- [GOAL]: Any picture among the records should be left out, please; retype the rest exactly.

- [DATA ROWS]:
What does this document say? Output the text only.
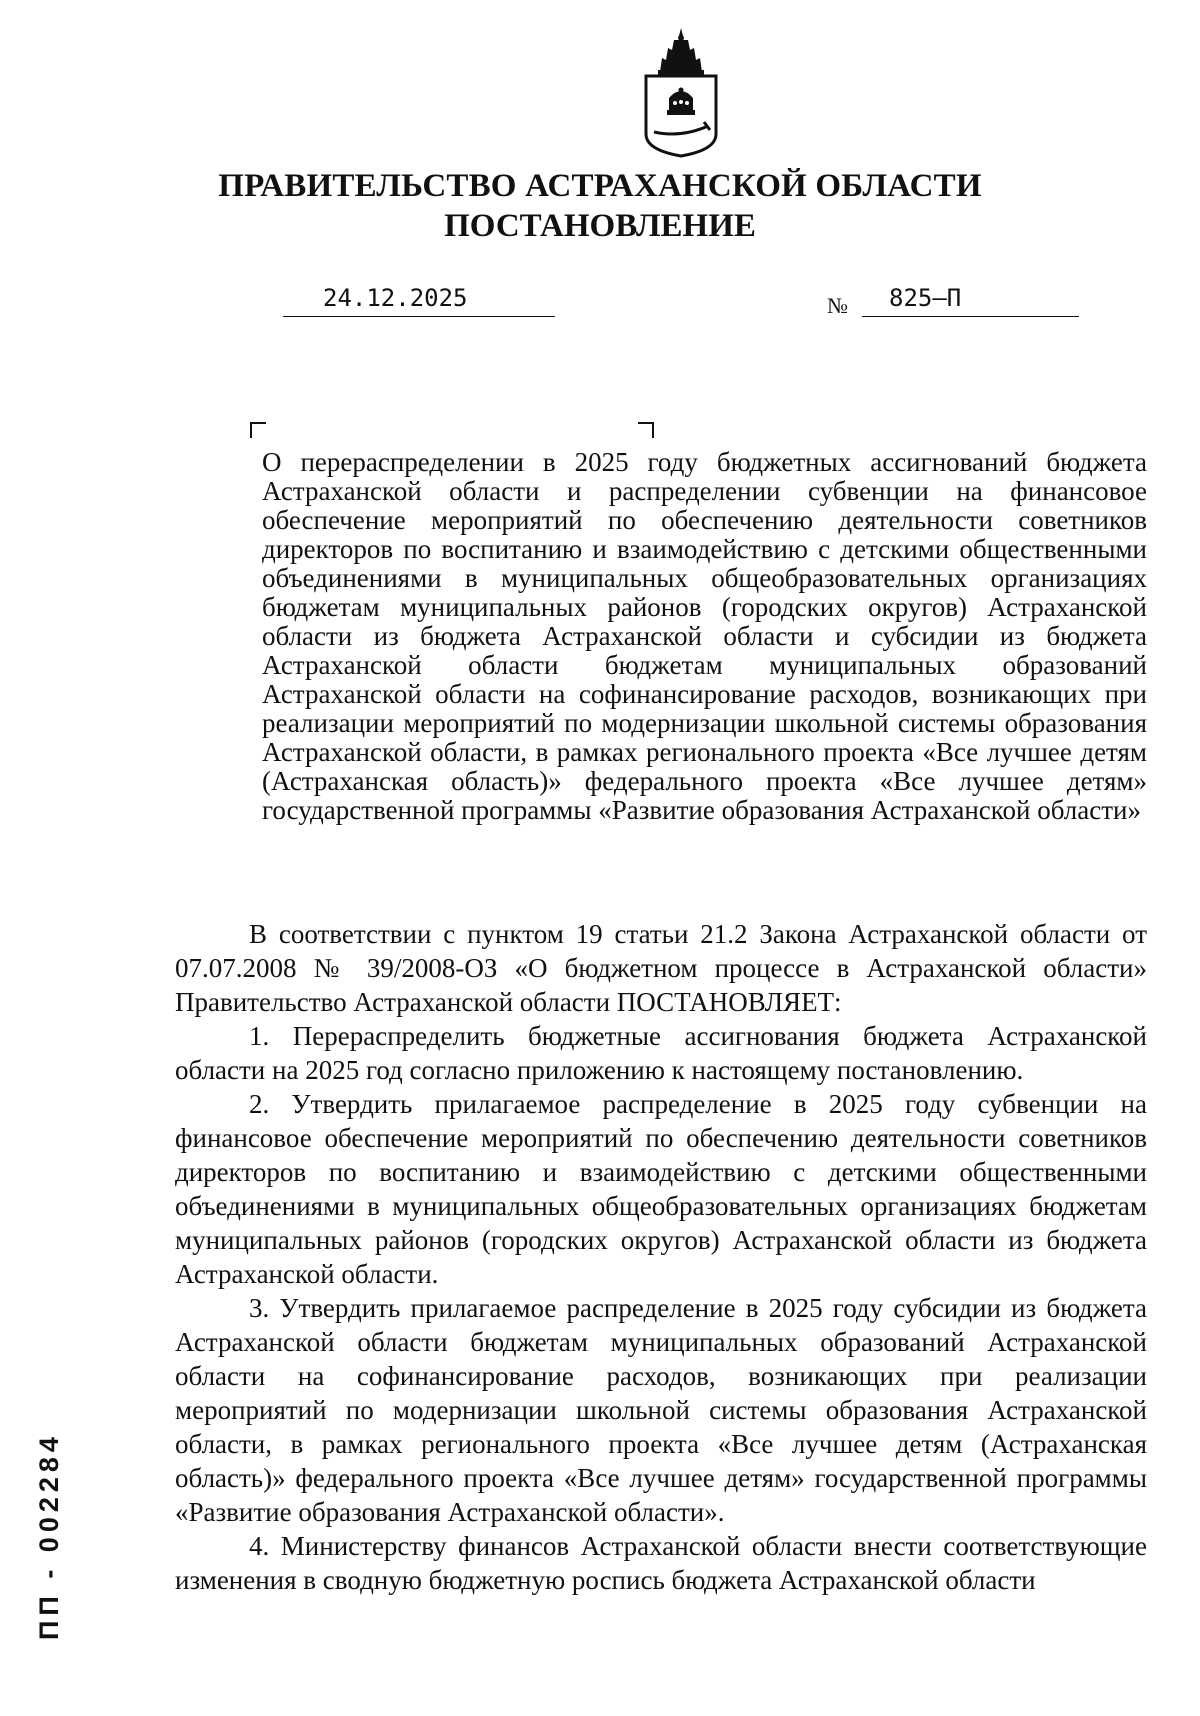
ПРАВИТЕЛЬСТВО АСТРАХАНСКОЙ ОБЛАСТИ
ПОСТАНОВЛЕНИЕ
24.12.2025	№ 825–П

О перераспределении в 2025 году бюджетных ассигнований бюджета Астраханской области и распределении субвенции на финансовое обеспечение мероприятий по обеспечению деятельности советников директоров по воспитанию и взаимодействию с детскими общественными объединениями в муниципальных общеобразовательных организациях бюджетам муниципальных районов (городских округов) Астраханской области из бюджета Астраханской области и субсидии из бюджета Астраханской области бюджетам муниципальных образований Астраханской области на софинансирование расходов, возникающих при реализации мероприятий по модернизации школьной системы образования Астраханской области, в рамках регионального проекта «Все лучшее детям (Астраханская область)» федерального проекта «Все лучшее детям» государственной программы «Развитие образования Астраханской области»

В соответствии с пунктом 19 статьи 21.2 Закона Астраханской области от 07.07.2008 № 39/2008-ОЗ «О бюджетном процессе в Астраханской области» Правительство Астраханской области ПОСТАНОВЛЯЕТ:

1. Перераспределить бюджетные ассигнования бюджета Астраханской области на 2025 год согласно приложению к настоящему постановлению.

2. Утвердить прилагаемое распределение в 2025 году субвенции на финансовое обеспечение мероприятий по обеспечению деятельности советников директоров по воспитанию и взаимодействию с детскими общественными объединениями в муниципальных общеобразовательных организациях бюджетам муниципальных районов (городских округов) Астраханской области из бюджета Астраханской области.

3. Утвердить прилагаемое распределение в 2025 году субсидии из бюджета Астраханской области бюджетам муниципальных образований Астраханской области на софинансирование расходов, возникающих при реализации мероприятий по модернизации школьной системы образования Астраханской области, в рамках регионального проекта «Все лучшее детям (Астраханская область)» федерального проекта «Все лучшее детям» государственной программы «Развитие образования Астраханской области».

4. Министерству финансов Астраханской области внести соответствующие изменения в сводную бюджетную роспись бюджета Астраханской области

ПП - 002284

- [RESULT]:
What does this document say? Output the text only.
ПРАВИТЕЛЬСТВО АСТРАХАНСКОЙ ОБЛАСТИ
ПОСТАНОВЛЕНИЕ
24.12.2025	№ 825–П

О перераспределении в 2025 году бюджетных ассигнований бюджета Астраханской области и распределении субвенции на финансовое обеспечение мероприятий по обеспечению деятельности советников директоров по воспитанию и взаимодействию с детскими общественными объединениями в муниципальных общеобразовательных организациях бюджетам муниципальных районов (городских округов) Астраханской области из бюджета Астраханской области и субсидии из бюджета Астраханской области бюджетам муниципальных образований Астраханской области на софинансирование расходов, возникающих при реализации мероприятий по модернизации школьной системы образования Астраханской области, в рамках регионального проекта «Все лучшее детям (Астраханская область)» федерального проекта «Все лучшее детям» государственной программы «Развитие образования Астраханской области»

В соответствии с пунктом 19 статьи 21.2 Закона Астраханской области от 07.07.2008 № 39/2008-ОЗ «О бюджетном процессе в Астраханской области» Правительство Астраханской области ПОСТАНОВЛЯЕТ:

1. Перераспределить бюджетные ассигнования бюджета Астраханской области на 2025 год согласно приложению к настоящему постановлению.

2. Утвердить прилагаемое распределение в 2025 году субвенции на финансовое обеспечение мероприятий по обеспечению деятельности советников директоров по воспитанию и взаимодействию с детскими общественными объединениями в муниципальных общеобразовательных организациях бюджетам муниципальных районов (городских округов) Астраханской области из бюджета Астраханской области.

3. Утвердить прилагаемое распределение в 2025 году субсидии из бюджета Астраханской области бюджетам муниципальных образований Астраханской области на софинансирование расходов, возникающих при реализации мероприятий по модернизации школьной системы образования Астраханской области, в рамках регионального проекта «Все лучшее детям (Астраханская область)» федерального проекта «Все лучшее детям» государственной программы «Развитие образования Астраханской области».

4. Министерству финансов Астраханской области внести соответствующие изменения в сводную бюджетную роспись бюджета Астраханской области

ПП - 002284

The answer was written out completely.